Task to carry out → Give the records back in full, exactly as they read.

Task data →
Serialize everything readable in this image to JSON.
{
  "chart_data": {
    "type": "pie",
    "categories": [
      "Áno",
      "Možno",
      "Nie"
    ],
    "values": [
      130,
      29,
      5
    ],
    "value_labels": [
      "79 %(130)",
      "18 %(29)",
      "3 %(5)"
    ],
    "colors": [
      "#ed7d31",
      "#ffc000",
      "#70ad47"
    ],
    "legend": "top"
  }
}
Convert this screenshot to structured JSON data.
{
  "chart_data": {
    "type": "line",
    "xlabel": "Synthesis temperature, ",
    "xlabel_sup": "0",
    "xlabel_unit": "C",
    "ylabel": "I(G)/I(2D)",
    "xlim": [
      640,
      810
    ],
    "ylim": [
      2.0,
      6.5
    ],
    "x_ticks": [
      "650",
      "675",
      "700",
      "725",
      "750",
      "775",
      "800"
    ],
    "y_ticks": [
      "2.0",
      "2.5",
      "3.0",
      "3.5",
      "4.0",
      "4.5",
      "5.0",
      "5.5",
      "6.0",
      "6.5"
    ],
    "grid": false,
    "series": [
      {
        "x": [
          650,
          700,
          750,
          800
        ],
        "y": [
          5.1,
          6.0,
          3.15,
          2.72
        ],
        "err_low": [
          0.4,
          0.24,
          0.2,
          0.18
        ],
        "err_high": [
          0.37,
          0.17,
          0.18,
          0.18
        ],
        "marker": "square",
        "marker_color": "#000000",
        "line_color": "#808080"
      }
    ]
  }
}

Task result →
Serialize everything readable in this image to JSON.
{
  "chart_data": {
    "type": "pie",
    "categories": [
      "Áno",
      "Možno",
      "Nie"
    ],
    "values": [
      130,
      29,
      5
    ],
    "value_labels": [
      "79 %(130)",
      "18 %(29)",
      "3 %(5)"
    ],
    "colors": [
      "#ed7d31",
      "#ffc000",
      "#70ad47"
    ],
    "legend": "top"
  }
}
Convert this screenshot to structured JSON data.
{
  "chart_data": {
    "type": "line",
    "xlabel": "Synthesis temperature, ",
    "xlabel_sup": "0",
    "xlabel_unit": "C",
    "ylabel": "I(G)/I(2D)",
    "xlim": [
      640,
      810
    ],
    "ylim": [
      2.0,
      6.5
    ],
    "x_ticks": [
      "650",
      "675",
      "700",
      "725",
      "750",
      "775",
      "800"
    ],
    "y_ticks": [
      "2.0",
      "2.5",
      "3.0",
      "3.5",
      "4.0",
      "4.5",
      "5.0",
      "5.5",
      "6.0",
      "6.5"
    ],
    "grid": false,
    "series": [
      {
        "x": [
          650,
          700,
          750,
          800
        ],
        "y": [
          5.1,
          6.0,
          3.15,
          2.72
        ],
        "err_low": [
          0.4,
          0.24,
          0.2,
          0.18
        ],
        "err_high": [
          0.37,
          0.17,
          0.18,
          0.18
        ],
        "marker": "square",
        "marker_color": "#000000",
        "line_color": "#808080"
      }
    ]
  }
}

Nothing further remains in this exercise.